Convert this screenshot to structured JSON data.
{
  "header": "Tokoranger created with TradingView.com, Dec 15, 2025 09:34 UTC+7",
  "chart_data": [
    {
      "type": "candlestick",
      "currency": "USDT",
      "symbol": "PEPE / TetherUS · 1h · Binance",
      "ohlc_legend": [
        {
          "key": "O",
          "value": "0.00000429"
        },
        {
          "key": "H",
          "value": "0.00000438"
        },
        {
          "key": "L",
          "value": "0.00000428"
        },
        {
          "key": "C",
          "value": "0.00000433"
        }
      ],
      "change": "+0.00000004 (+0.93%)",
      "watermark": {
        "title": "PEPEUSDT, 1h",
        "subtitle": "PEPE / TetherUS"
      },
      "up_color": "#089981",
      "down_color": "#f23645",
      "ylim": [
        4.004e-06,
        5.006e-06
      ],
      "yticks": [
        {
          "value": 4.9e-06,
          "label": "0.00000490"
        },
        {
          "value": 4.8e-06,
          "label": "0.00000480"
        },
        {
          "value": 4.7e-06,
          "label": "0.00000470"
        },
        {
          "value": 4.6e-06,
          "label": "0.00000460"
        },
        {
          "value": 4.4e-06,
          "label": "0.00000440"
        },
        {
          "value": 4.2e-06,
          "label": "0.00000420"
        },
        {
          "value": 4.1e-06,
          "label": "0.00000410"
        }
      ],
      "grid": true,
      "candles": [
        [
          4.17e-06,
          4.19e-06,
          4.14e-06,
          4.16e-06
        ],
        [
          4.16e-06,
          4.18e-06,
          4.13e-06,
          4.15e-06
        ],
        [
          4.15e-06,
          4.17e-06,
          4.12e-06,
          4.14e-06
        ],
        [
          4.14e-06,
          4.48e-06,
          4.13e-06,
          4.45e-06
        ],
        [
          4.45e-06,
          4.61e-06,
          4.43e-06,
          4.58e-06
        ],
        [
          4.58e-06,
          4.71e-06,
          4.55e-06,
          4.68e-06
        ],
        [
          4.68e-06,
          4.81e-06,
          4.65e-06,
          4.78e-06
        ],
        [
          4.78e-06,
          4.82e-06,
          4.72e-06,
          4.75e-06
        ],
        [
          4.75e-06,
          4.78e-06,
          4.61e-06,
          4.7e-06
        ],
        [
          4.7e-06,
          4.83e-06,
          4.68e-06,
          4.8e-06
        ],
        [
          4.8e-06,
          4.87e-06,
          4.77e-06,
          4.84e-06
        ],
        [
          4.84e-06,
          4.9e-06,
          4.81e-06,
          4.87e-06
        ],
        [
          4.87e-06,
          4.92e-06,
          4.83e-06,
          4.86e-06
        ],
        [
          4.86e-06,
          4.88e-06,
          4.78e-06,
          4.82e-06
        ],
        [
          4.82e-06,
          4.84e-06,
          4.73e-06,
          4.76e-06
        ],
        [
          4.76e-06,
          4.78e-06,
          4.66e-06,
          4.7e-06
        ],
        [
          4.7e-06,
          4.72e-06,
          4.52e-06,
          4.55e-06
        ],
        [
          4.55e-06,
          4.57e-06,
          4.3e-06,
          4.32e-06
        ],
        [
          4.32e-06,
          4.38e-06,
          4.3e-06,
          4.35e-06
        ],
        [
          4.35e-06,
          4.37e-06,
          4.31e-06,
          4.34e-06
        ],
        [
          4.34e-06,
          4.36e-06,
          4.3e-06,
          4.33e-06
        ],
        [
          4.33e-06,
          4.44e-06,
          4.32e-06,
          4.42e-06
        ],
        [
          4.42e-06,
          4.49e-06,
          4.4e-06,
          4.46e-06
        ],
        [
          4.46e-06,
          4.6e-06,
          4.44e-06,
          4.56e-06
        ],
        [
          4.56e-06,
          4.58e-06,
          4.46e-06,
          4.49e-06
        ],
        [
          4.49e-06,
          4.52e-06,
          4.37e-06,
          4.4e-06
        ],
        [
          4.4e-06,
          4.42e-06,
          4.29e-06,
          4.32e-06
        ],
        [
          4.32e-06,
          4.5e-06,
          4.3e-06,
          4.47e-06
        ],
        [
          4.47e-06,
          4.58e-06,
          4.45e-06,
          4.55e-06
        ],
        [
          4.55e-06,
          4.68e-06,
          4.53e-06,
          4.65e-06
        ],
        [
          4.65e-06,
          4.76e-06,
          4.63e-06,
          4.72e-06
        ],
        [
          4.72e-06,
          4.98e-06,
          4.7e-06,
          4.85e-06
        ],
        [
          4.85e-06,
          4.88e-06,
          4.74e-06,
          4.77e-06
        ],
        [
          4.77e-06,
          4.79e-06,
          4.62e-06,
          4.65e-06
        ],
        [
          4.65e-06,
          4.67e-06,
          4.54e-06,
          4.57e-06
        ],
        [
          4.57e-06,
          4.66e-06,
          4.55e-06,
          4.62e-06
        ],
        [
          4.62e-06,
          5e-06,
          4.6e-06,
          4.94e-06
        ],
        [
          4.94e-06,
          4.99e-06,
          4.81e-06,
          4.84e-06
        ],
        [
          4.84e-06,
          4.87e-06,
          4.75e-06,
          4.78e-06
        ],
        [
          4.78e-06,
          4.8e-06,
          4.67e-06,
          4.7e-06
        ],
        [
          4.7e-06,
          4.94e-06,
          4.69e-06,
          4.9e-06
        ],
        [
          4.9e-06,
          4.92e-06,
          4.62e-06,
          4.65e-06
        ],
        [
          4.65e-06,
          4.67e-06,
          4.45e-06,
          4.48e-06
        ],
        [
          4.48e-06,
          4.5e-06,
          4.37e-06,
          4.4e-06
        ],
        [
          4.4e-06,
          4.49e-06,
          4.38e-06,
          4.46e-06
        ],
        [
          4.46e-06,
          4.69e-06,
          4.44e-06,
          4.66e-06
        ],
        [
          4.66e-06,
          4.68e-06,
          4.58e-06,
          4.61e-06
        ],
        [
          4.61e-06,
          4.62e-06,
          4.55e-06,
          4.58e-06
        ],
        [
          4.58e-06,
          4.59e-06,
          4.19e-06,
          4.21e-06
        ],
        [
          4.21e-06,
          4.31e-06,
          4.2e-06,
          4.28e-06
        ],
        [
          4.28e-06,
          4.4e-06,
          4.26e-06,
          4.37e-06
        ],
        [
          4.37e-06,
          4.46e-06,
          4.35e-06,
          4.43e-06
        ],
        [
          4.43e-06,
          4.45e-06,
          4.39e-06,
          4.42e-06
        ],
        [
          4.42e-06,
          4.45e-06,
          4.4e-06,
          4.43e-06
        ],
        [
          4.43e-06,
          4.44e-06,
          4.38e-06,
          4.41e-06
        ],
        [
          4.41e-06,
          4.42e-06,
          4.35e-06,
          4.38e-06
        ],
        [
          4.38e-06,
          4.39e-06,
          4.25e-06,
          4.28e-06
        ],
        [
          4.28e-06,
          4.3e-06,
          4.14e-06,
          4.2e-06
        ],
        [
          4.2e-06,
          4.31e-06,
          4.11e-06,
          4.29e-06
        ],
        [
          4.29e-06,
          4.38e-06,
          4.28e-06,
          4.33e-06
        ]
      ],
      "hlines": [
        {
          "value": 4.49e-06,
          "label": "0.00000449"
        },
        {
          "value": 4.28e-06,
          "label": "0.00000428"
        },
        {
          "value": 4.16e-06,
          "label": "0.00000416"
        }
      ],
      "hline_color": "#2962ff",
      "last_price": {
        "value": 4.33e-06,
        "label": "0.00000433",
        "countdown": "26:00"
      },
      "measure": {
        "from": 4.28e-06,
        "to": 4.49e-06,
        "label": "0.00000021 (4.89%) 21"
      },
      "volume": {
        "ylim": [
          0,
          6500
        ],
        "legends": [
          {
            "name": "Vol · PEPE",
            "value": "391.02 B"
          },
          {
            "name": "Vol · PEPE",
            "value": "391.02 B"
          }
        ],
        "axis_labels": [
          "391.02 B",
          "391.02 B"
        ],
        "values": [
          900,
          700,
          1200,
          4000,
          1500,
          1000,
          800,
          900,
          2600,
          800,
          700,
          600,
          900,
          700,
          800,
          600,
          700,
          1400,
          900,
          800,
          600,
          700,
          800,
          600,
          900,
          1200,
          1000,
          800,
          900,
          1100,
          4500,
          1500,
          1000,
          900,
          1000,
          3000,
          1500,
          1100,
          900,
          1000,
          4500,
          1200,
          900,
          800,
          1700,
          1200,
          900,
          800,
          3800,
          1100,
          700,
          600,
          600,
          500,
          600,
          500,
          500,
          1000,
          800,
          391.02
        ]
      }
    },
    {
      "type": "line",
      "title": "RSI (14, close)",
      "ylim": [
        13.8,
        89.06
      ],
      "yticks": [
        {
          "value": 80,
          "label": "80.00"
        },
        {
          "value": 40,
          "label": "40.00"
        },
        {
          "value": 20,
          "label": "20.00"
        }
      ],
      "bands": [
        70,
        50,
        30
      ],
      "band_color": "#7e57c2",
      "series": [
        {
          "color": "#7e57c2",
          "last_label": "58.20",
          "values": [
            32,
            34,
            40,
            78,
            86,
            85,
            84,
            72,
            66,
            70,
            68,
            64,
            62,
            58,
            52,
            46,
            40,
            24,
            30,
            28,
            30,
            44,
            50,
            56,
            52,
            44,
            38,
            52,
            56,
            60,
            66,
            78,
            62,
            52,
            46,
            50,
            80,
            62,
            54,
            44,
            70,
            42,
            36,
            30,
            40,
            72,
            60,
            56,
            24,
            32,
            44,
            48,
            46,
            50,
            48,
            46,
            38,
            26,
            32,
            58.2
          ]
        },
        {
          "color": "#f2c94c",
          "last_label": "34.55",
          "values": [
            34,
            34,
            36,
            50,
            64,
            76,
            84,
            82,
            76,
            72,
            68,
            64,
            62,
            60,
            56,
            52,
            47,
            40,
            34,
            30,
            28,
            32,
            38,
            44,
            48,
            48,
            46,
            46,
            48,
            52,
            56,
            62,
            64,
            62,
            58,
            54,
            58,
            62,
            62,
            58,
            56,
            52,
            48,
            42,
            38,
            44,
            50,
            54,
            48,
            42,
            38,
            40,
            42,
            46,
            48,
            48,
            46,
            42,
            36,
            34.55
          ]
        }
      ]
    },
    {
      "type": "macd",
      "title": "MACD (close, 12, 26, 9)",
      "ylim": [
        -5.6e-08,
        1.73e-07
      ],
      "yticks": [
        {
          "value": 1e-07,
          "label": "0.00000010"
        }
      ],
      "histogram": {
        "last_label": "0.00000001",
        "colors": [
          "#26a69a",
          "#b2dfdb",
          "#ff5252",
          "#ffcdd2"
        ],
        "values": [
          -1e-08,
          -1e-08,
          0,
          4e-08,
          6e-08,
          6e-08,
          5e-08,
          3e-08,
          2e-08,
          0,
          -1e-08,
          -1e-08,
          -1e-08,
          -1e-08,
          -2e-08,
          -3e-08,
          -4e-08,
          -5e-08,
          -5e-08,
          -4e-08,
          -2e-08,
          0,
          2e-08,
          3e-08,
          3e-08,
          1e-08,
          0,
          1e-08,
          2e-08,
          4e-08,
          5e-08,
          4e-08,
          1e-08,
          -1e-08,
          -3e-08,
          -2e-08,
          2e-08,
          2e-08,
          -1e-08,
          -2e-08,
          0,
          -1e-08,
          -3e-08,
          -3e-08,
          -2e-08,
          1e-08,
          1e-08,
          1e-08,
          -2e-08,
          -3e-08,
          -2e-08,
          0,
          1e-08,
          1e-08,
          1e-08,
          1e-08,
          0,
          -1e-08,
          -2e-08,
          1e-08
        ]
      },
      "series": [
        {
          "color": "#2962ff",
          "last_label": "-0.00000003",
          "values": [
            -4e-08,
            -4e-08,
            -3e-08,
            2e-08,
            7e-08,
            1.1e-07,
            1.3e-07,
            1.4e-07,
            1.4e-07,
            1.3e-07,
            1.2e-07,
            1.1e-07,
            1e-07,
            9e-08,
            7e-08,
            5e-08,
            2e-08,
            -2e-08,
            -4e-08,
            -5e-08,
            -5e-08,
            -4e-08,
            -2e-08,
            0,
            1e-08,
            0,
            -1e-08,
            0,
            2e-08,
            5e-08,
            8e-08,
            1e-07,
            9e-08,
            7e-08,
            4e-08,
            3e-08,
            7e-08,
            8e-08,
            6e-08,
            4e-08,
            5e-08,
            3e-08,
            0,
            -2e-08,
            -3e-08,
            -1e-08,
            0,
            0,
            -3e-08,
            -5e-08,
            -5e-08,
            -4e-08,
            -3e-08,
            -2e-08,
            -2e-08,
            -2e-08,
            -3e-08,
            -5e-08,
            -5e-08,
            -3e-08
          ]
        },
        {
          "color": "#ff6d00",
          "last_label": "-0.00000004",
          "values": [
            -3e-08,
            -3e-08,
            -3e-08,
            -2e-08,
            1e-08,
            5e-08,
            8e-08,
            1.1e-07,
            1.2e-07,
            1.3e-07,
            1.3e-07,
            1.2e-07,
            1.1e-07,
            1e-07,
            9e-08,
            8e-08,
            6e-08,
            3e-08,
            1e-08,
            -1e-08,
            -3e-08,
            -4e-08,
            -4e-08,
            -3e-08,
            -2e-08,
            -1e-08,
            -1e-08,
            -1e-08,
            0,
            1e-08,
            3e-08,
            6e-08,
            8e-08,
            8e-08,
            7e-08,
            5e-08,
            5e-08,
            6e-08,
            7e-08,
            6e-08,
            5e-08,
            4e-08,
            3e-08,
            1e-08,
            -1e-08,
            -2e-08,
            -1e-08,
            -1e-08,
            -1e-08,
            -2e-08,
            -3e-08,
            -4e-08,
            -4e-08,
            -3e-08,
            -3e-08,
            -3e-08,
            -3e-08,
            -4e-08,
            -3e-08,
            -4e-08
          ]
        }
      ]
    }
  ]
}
--
Identify the lines in the entries that hold "close" and return each one.

Full solution:
      "title": "RSI (14, close)",
      "title": "MACD (close, 12, 26, 9)",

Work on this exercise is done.